▽

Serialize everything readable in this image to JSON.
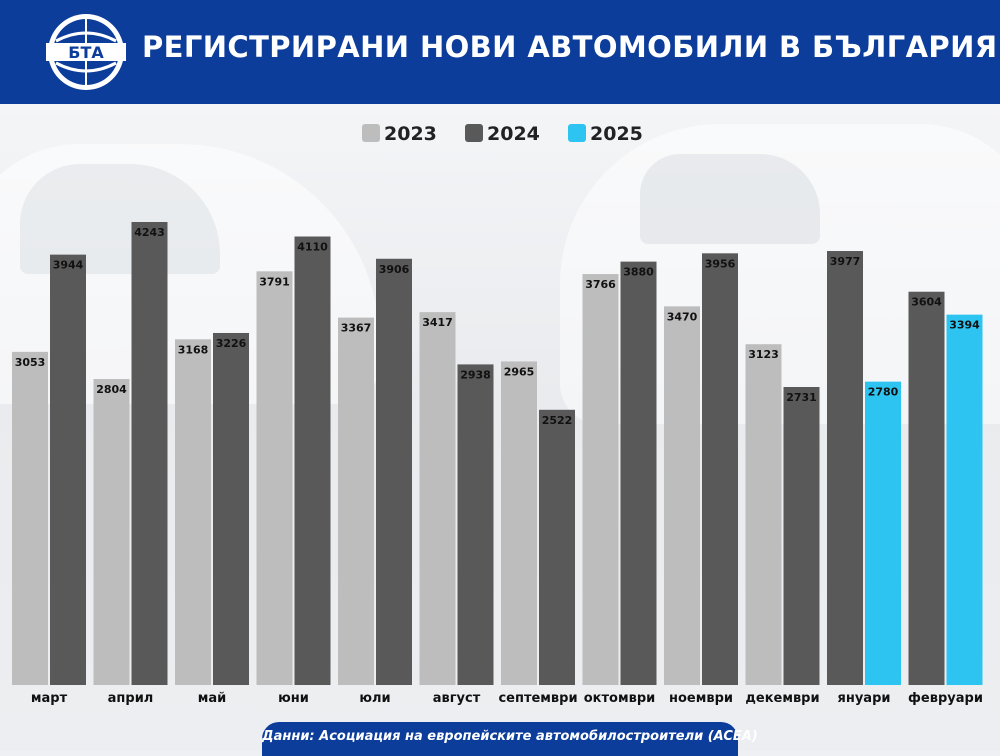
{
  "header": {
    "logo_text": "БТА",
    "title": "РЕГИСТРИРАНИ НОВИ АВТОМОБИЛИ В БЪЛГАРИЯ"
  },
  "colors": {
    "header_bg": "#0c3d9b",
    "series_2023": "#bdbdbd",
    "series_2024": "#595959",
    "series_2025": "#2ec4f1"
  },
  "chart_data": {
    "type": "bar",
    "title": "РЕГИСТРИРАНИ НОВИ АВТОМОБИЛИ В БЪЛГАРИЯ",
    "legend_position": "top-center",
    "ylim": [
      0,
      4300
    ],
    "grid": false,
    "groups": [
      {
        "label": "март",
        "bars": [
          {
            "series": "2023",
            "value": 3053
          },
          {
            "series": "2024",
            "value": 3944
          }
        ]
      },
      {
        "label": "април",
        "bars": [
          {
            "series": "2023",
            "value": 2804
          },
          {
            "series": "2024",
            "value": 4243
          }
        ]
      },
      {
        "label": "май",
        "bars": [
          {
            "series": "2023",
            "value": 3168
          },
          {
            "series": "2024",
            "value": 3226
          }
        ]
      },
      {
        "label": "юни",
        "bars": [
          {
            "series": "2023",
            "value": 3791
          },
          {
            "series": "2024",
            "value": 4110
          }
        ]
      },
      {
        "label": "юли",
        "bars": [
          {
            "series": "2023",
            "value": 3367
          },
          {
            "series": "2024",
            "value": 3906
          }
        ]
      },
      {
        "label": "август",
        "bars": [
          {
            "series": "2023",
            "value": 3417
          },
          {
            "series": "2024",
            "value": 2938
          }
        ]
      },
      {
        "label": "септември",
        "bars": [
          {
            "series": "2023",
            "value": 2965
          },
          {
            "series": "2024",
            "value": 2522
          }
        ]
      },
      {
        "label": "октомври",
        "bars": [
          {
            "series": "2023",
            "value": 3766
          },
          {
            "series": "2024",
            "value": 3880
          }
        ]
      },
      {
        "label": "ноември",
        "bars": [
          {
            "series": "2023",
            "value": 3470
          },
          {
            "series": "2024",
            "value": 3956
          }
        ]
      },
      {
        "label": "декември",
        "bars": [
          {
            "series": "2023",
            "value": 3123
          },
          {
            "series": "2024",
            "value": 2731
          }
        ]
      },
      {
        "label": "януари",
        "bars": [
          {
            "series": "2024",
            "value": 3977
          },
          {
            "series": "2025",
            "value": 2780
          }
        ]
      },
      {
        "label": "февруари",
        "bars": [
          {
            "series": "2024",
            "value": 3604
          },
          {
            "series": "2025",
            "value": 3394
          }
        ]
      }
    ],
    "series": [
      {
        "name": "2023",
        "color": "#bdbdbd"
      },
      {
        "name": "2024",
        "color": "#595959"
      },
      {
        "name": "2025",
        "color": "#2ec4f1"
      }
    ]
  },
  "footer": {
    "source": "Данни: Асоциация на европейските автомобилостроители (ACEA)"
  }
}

△

SHORT TASK =>
Extract all lines that hold the word "БЪЛГАРИЯ".

OUTPUT OF THE EXERCISE =>
    "title": "РЕГИСТРИРАНИ НОВИ АВТОМОБИЛИ В БЪЛГАРИЯ"
    "title": "РЕГИСТРИРАНИ НОВИ АВТОМОБИЛИ В БЪЛГАРИЯ",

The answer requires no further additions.